State how many lines contain "służbom", and write nothing except that count.
Start SOURCE RECORDS
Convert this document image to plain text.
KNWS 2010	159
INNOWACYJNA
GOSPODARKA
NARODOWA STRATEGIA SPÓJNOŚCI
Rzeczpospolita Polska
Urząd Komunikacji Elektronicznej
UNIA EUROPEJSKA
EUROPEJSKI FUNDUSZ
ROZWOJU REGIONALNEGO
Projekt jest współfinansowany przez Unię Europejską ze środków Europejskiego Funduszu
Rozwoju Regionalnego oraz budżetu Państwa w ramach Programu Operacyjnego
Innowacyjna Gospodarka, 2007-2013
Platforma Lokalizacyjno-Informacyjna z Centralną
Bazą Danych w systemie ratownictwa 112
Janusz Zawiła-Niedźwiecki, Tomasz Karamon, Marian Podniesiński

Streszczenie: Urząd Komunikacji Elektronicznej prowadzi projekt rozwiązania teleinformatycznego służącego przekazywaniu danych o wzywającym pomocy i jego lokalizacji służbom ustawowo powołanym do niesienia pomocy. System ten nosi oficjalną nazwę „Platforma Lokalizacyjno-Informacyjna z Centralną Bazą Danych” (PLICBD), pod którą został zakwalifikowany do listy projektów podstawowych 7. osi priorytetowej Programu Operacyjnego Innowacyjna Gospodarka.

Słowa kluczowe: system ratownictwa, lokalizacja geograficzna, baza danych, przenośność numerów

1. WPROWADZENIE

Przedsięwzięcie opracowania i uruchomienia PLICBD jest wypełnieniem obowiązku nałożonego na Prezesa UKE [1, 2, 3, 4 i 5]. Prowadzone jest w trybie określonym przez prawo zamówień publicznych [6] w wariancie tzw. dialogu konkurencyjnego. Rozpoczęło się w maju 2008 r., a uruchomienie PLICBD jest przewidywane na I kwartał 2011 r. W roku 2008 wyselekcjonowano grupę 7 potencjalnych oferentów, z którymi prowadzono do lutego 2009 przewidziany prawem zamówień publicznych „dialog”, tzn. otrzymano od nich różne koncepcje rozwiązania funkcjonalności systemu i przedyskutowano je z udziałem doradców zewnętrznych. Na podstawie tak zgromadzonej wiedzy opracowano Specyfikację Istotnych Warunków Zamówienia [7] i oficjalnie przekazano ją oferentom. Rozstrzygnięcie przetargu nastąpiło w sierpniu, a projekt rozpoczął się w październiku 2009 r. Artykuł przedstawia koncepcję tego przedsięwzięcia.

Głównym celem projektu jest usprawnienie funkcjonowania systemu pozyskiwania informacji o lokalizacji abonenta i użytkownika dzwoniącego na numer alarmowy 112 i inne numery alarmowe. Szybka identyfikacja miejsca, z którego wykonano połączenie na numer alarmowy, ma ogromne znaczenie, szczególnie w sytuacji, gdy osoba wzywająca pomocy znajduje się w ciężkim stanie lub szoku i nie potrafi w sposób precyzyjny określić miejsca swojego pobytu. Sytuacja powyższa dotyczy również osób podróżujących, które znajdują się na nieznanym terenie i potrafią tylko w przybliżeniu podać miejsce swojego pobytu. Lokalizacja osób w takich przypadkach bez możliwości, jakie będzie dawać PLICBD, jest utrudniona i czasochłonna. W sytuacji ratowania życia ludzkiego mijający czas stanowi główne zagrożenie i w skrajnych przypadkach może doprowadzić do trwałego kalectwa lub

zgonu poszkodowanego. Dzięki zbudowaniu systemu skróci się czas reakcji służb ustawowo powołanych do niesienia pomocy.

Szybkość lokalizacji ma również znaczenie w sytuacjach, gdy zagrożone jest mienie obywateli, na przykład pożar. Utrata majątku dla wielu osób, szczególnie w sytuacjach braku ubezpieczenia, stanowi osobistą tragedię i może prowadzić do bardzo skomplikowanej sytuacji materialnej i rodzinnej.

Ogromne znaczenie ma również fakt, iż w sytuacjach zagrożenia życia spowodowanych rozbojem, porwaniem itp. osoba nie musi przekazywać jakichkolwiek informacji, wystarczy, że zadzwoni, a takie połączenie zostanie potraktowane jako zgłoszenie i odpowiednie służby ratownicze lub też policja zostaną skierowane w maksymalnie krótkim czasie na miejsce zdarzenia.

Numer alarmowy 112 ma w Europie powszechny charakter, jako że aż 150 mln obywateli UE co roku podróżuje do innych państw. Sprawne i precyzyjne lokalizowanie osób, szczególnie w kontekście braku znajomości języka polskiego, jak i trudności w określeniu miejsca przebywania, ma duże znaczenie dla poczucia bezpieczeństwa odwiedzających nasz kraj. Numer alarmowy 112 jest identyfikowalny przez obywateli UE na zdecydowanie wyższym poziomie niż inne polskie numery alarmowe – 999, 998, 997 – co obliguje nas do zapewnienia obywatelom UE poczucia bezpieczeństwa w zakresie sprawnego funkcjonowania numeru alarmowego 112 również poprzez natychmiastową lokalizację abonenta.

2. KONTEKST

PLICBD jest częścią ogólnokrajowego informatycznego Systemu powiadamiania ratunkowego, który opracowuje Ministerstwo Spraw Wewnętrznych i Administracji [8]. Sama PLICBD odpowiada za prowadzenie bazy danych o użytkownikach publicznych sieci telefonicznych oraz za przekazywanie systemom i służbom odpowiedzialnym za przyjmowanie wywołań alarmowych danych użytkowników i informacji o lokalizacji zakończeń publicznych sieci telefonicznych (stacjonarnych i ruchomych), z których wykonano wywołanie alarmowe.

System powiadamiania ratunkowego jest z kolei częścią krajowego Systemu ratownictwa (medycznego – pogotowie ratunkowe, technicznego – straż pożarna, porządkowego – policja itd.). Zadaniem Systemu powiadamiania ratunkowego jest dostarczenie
End SOURCE RECORDS
EXERCISE RESPONSE
2